** Problem statement **
Set down the full listing exactly as given. Any pictures are to be left out.
* begin *
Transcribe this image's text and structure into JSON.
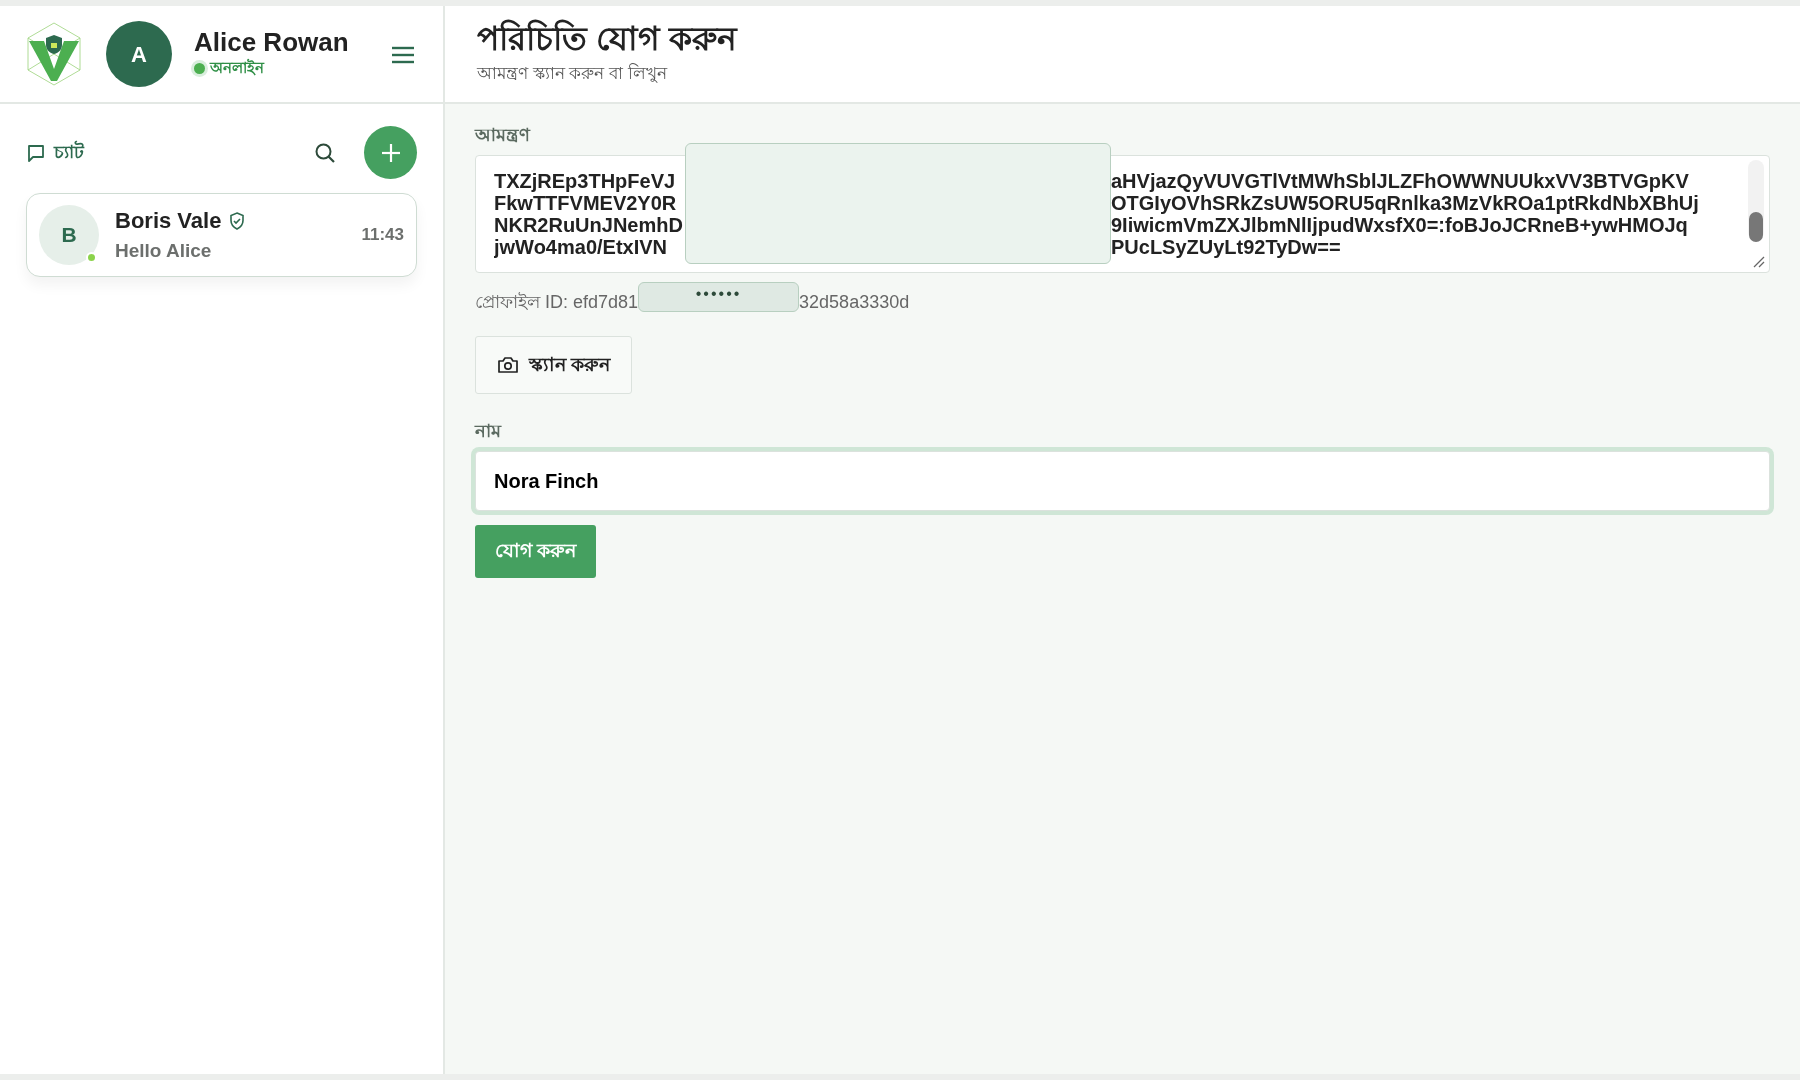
{
  "sidebar": {
    "user": {
      "avatar_letter": "A",
      "name": "Alice Rowan",
      "status": "অনলাইন",
      "online": true
    },
    "section_title": "চ্যাট",
    "chats": [
      {
        "avatar_letter": "B",
        "name": "Boris Vale",
        "verified": true,
        "online": true,
        "preview": "Hello Alice",
        "time": "11:43"
      }
    ]
  },
  "main": {
    "title": "পরিচিতি যোগ করুন",
    "subtitle": "আমন্ত্রণ স্ক্যান করুন বা লিখুন",
    "invite": {
      "label": "আমন্ত্রণ",
      "masked": true,
      "lines": [
        {
          "left": "TXZjREp3THpFeVJ",
          "right": "aHVjazQyVUVGTlVtMWhSblJLZFhOWWNUUkxVV3BTVGpKV"
        },
        {
          "left": "FkwTTFVMEV2Y0R",
          "right": "OTGIyOVhSRkZsUW5ORU5qRnlka3MzVkROa1ptRkdNbXBhUj"
        },
        {
          "left": "NKR2RuUnJNemhD",
          "right": "9IiwicmVmZXJlbmNlIjpudWxsfX0=:foBJoJCRneB+ywHMOJq"
        },
        {
          "left": "jwWo4ma0/EtxIVN",
          "right": "PUcLSyZUyLt92TyDw=="
        }
      ]
    },
    "profile_id": {
      "prefix": "প্রোফাইল ID: efd7d81",
      "mask": "••••••",
      "suffix": "32d58a3330d"
    },
    "scan_button": "স্ক্যান করুন",
    "name_field": {
      "label": "নাম",
      "value": "Nora Finch",
      "focused": true
    },
    "submit_button": "যোগ করুন"
  }
}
* end *
** Solution for this problem **
Transcribe this image's text and structure into JSON.
{
  "sidebar": {
    "user": {
      "avatar_letter": "A",
      "name": "Alice Rowan",
      "status": "অনলাইন",
      "online": true
    },
    "section_title": "চ্যাট",
    "chats": [
      {
        "avatar_letter": "B",
        "name": "Boris Vale",
        "verified": true,
        "online": true,
        "preview": "Hello Alice",
        "time": "11:43"
      }
    ]
  },
  "main": {
    "title": "পরিচিতি যোগ করুন",
    "subtitle": "আমন্ত্রণ স্ক্যান করুন বা লিখুন",
    "invite": {
      "label": "আমন্ত্রণ",
      "masked": true,
      "lines": [
        {
          "left": "TXZjREp3THpFeVJ",
          "right": "aHVjazQyVUVGTlVtMWhSblJLZFhOWWNUUkxVV3BTVGpKV"
        },
        {
          "left": "FkwTTFVMEV2Y0R",
          "right": "OTGIyOVhSRkZsUW5ORU5qRnlka3MzVkROa1ptRkdNbXBhUj"
        },
        {
          "left": "NKR2RuUnJNemhD",
          "right": "9IiwicmVmZXJlbmNlIjpudWxsfX0=:foBJoJCRneB+ywHMOJq"
        },
        {
          "left": "jwWo4ma0/EtxIVN",
          "right": "PUcLSyZUyLt92TyDw=="
        }
      ]
    },
    "profile_id": {
      "prefix": "প্রোফাইল ID: efd7d81",
      "mask": "••••••",
      "suffix": "32d58a3330d"
    },
    "scan_button": "স্ক্যান করুন",
    "name_field": {
      "label": "নাম",
      "value": "Nora Finch",
      "focused": true
    },
    "submit_button": "যোগ করুন"
  }
}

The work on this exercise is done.